Data entries:
+ + + + +
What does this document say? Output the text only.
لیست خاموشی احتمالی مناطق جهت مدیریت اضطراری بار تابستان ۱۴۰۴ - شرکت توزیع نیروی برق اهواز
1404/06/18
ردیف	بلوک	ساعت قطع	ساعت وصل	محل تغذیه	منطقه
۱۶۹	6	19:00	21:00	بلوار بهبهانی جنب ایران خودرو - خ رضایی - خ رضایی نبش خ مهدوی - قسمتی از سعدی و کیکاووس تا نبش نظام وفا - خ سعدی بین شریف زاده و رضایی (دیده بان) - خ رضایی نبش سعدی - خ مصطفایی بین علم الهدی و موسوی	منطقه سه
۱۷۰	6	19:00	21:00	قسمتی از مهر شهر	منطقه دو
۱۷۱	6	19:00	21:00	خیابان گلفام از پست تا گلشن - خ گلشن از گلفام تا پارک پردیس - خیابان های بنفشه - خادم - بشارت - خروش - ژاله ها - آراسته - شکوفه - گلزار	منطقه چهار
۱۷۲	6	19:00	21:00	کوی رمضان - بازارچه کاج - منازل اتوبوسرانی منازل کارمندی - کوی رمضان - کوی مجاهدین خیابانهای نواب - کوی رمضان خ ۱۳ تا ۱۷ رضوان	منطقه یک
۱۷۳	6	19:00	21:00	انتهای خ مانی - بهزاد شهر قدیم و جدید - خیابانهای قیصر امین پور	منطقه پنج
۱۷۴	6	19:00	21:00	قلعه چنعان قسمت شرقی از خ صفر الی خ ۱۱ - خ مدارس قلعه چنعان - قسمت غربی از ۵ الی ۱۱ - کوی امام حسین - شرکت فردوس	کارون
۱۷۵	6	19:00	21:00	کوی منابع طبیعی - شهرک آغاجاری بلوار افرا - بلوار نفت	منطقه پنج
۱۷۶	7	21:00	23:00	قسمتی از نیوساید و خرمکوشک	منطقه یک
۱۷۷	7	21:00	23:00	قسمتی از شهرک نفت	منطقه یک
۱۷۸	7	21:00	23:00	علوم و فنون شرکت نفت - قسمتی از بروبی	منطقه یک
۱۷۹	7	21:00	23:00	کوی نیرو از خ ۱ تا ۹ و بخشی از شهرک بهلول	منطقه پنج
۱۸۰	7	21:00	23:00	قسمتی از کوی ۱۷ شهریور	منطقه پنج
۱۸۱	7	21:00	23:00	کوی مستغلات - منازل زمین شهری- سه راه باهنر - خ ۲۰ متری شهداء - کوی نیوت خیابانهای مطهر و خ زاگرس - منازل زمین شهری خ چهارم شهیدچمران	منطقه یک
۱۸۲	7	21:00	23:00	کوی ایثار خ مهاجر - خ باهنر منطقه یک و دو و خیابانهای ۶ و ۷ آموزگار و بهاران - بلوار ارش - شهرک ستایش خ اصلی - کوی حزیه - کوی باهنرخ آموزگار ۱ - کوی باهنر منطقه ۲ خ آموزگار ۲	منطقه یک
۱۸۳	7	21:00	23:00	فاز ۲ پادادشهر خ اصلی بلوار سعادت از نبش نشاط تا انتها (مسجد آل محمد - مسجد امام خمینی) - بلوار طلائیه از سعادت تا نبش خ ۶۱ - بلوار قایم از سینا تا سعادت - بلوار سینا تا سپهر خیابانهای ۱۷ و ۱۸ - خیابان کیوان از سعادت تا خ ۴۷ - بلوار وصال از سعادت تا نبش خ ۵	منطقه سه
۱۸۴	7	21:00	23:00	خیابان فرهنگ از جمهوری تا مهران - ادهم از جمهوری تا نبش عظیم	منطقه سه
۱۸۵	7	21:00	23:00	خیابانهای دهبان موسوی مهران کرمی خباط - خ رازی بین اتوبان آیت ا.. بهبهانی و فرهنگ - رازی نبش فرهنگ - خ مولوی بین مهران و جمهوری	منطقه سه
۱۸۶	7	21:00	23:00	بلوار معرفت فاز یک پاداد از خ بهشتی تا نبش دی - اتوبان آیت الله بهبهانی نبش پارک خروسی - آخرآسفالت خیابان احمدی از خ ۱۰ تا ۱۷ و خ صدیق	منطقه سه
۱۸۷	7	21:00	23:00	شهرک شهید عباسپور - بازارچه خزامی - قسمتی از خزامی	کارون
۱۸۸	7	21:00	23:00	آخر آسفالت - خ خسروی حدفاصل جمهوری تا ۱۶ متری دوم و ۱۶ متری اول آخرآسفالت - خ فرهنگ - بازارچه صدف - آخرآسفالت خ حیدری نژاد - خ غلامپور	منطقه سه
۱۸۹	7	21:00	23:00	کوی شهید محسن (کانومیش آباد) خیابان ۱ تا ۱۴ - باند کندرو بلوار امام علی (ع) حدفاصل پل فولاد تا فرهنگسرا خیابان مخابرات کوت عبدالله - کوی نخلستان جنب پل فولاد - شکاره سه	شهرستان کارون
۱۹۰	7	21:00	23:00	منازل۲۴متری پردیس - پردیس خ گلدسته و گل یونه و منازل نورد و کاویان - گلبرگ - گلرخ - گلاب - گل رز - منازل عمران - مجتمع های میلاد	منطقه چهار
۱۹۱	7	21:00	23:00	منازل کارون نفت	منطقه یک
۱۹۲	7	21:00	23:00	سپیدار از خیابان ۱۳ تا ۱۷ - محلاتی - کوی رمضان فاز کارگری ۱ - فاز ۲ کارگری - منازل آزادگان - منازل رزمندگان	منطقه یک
+ + + + +
**Your task:** Pick each line holding the word "شهرک" out of the listing.

**Task response:**
۱۷۵	6	19:00	21:00	کوی منابع طبیعی - شهرک آغاجاری بلوار افرا - بلوار نفت	منطقه پنج
۱۷۷	7	21:00	23:00	قسمتی از شهرک نفت	منطقه یک
۱۷۹	7	21:00	23:00	کوی نیرو از خ ۱ تا ۹ و بخشی از شهرک بهلول	منطقه پنج
۱۸۲	7	21:00	23:00	کوی ایثار خ مهاجر - خ باهنر منطقه یک و دو و خیابانهای ۶ و ۷ آموزگار و بهاران - بلوار ارش - شهرک ستایش خ اصلی - کوی حزیه - کوی باهنرخ آموزگار ۱ - کوی باهنر منطقه ۲ خ آموزگار ۲	منطقه یک
۱۸۷	7	21:00	23:00	شهرک شهید عباسپور - بازارچه خزامی - قسمتی از خزامی	کارون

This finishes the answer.